» Required work:
Review the material line by line. Identify and copy every line that contains the string "高速列车在弯道处行驶时".
*** Material
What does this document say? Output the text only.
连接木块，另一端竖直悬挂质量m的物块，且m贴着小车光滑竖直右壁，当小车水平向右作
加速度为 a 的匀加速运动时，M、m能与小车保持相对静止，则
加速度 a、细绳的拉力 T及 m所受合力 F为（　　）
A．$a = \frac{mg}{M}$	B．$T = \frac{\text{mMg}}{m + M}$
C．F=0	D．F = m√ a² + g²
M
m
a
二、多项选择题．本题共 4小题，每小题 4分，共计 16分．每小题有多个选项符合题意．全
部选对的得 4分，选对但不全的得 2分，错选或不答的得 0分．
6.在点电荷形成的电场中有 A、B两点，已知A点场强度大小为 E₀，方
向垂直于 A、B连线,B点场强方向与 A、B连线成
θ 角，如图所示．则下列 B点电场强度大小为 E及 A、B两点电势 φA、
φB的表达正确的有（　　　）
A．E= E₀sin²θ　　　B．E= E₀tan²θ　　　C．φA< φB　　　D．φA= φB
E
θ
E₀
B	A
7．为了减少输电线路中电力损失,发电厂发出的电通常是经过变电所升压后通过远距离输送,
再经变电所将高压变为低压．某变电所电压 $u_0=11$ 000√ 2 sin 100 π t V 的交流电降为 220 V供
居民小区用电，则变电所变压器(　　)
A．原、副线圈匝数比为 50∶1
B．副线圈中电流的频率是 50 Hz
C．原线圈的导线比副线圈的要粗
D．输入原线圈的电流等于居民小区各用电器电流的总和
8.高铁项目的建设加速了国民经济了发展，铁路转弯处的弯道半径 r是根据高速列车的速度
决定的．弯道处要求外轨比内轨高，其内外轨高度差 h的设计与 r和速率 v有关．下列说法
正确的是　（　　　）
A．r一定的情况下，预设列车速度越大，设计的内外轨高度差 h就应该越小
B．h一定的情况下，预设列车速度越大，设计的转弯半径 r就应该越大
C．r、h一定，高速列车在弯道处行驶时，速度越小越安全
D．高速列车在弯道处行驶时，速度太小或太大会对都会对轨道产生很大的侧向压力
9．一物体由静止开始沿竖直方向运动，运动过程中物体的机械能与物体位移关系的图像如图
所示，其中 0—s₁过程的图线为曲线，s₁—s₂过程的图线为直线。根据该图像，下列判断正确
******
» Solution to this task:
C．r、h一定，高速列车在弯道处行驶时，速度越小越安全
D．高速列车在弯道处行驶时，速度太小或太大会对都会对轨道产生很大的侧向压力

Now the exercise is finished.